**EXERCISE OBJECTIVE**: Find the line containing "OCR this image." in the material below; copy that line and all following lines exactly.

[Data entries]
** start **

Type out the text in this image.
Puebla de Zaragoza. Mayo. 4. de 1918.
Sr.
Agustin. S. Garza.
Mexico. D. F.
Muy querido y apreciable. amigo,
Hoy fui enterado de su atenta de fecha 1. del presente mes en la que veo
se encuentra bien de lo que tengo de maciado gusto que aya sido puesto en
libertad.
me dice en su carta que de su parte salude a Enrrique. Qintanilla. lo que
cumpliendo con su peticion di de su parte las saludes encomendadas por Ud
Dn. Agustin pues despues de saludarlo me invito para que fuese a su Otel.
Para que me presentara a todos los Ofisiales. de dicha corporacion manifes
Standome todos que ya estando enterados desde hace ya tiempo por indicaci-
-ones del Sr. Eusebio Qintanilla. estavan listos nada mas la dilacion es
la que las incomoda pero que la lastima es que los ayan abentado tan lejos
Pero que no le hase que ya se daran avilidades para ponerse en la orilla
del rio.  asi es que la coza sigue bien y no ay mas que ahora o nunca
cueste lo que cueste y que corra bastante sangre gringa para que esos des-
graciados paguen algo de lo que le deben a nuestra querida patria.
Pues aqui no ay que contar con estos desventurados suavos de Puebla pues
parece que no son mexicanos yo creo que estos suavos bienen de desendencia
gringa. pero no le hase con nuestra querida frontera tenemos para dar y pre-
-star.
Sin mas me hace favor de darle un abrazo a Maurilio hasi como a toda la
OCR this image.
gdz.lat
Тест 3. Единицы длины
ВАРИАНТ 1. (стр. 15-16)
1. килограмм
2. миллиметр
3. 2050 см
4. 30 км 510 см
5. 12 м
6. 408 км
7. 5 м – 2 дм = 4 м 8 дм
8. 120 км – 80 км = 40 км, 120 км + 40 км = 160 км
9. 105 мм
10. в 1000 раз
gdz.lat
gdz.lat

** end **

**RESULT BELOW**:
OCR this image.
gdz.lat
Тест 3. Единицы длины
ВАРИАНТ 1. (стр. 15-16)
1. килограмм
2. миллиметр
3. 2050 см
4. 30 км 510 см
5. 12 м
6. 408 км
7. 5 м – 2 дм = 4 м 8 дм
8. 120 км – 80 км = 40 км, 120 км + 40 км = 160 км
9. 105 мм
10. в 1000 раз
gdz.lat
gdz.lat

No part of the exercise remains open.